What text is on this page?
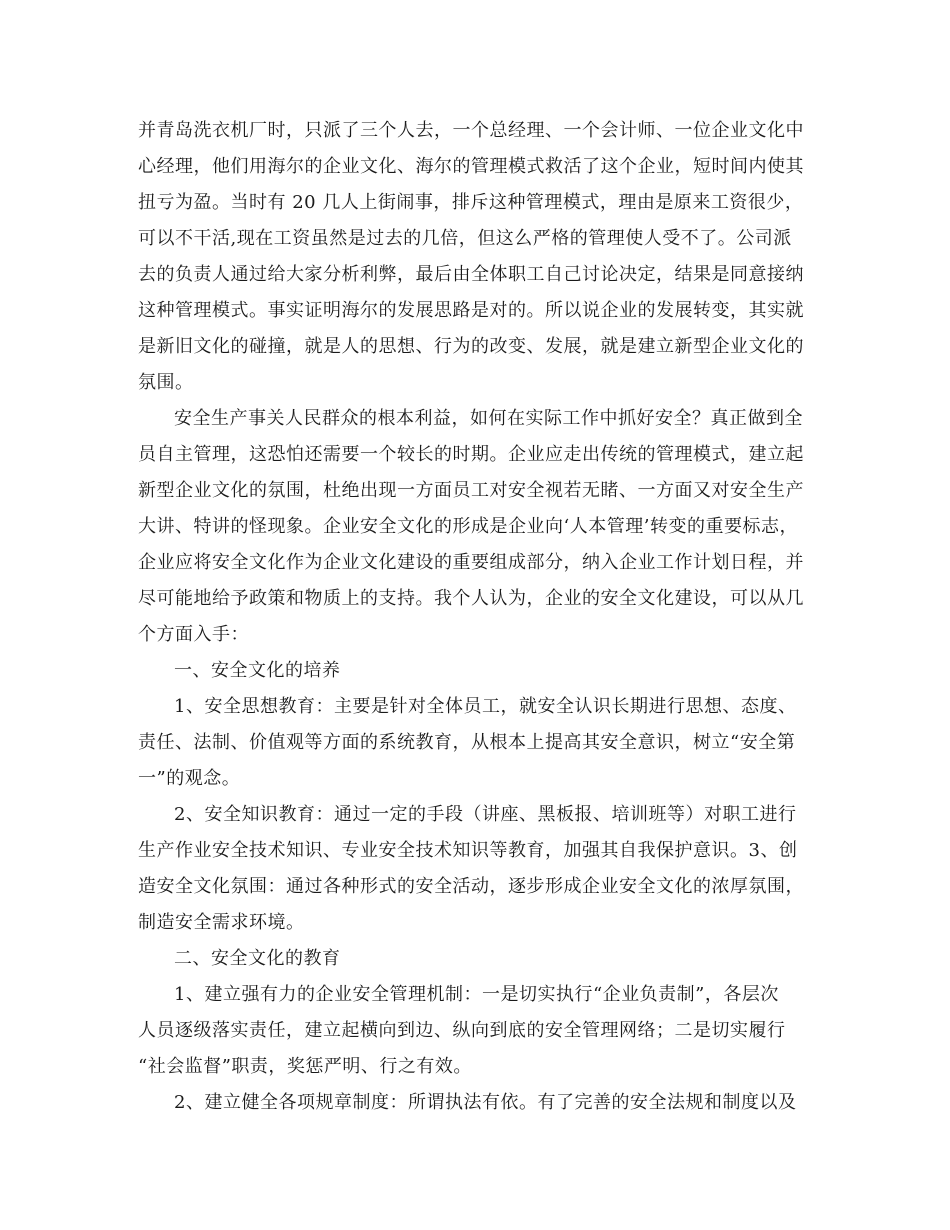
并青岛洗衣机厂时，只派了三个人去，一个总经理、一个会计师、一位企业文化中
心经理，他们用海尔的企业文化、海尔的管理模式救活了这个企业，短时间内使其
扭亏为盈。当时有 20 几人上街闹事，排斥这种管理模式，理由是原来工资很少，
可以不干活,现在工资虽然是过去的几倍，但这么严格的管理使人受不了。公司派
去的负责人通过给大家分析利弊，最后由全体职工自己讨论决定，结果是同意接纳
这种管理模式。事实证明海尔的发展思路是对的。所以说企业的发展转变，其实就
是新旧文化的碰撞，就是人的思想、行为的改变、发展，就是建立新型企业文化的
氛围。
安全生产事关人民群众的根本利益，如何在实际工作中抓好安全？真正做到全
员自主管理，这恐怕还需要一个较长的时期。企业应走出传统的管理模式，建立起
新型企业文化的氛围，杜绝出现一方面员工对安全视若无睹、一方面又对安全生产
大讲、特讲的怪现象。企业安全文化的形成是企业向‘人本管理’转变的重要标志，
企业应将安全文化作为企业文化建设的重要组成部分，纳入企业工作计划日程，并
尽可能地给予政策和物质上的支持。我个人认为，企业的安全文化建设，可以从几
个方面入手：
一、安全文化的培养
1、安全思想教育：主要是针对全体员工，就安全认识长期进行思想、态度、
责任、法制、价值观等方面的系统教育，从根本上提高其安全意识，树立“安全第
一”的观念。
2、安全知识教育：通过一定的手段（讲座、黑板报、培训班等）对职工进行
生产作业安全技术知识、专业安全技术知识等教育，加强其自我保护意识。3、创
造安全文化氛围：通过各种形式的安全活动，逐步形成企业安全文化的浓厚氛围，
制造安全需求环境。
二、安全文化的教育
1、建立强有力的企业安全管理机制：一是切实执行“企业负责制”，各层次
人员逐级落实责任，建立起横向到边、纵向到底的安全管理网络；二是切实履行
“社会监督”职责，奖惩严明、行之有效。
2、建立健全各项规章制度：所谓执法有依。有了完善的安全法规和制度以及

=======

WHAT TO PRODUCE: Go through the entries above and output them exactly, without pictures.

ANSWER FOR THIS EXERCISE:
What text is on this page?
并青岛洗衣机厂时，只派了三个人去，一个总经理、一个会计师、一位企业文化中
心经理，他们用海尔的企业文化、海尔的管理模式救活了这个企业，短时间内使其
扭亏为盈。当时有 20 几人上街闹事，排斥这种管理模式，理由是原来工资很少，
可以不干活,现在工资虽然是过去的几倍，但这么严格的管理使人受不了。公司派
去的负责人通过给大家分析利弊，最后由全体职工自己讨论决定，结果是同意接纳
这种管理模式。事实证明海尔的发展思路是对的。所以说企业的发展转变，其实就
是新旧文化的碰撞，就是人的思想、行为的改变、发展，就是建立新型企业文化的
氛围。
安全生产事关人民群众的根本利益，如何在实际工作中抓好安全？真正做到全
员自主管理，这恐怕还需要一个较长的时期。企业应走出传统的管理模式，建立起
新型企业文化的氛围，杜绝出现一方面员工对安全视若无睹、一方面又对安全生产
大讲、特讲的怪现象。企业安全文化的形成是企业向‘人本管理’转变的重要标志，
企业应将安全文化作为企业文化建设的重要组成部分，纳入企业工作计划日程，并
尽可能地给予政策和物质上的支持。我个人认为，企业的安全文化建设，可以从几
个方面入手：
一、安全文化的培养
1、安全思想教育：主要是针对全体员工，就安全认识长期进行思想、态度、
责任、法制、价值观等方面的系统教育，从根本上提高其安全意识，树立“安全第
一”的观念。
2、安全知识教育：通过一定的手段（讲座、黑板报、培训班等）对职工进行
生产作业安全技术知识、专业安全技术知识等教育，加强其自我保护意识。3、创
造安全文化氛围：通过各种形式的安全活动，逐步形成企业安全文化的浓厚氛围，
制造安全需求环境。
二、安全文化的教育
1、建立强有力的企业安全管理机制：一是切实执行“企业负责制”，各层次
人员逐级落实责任，建立起横向到边、纵向到底的安全管理网络；二是切实履行
“社会监督”职责，奖惩严明、行之有效。
2、建立健全各项规章制度：所谓执法有依。有了完善的安全法规和制度以及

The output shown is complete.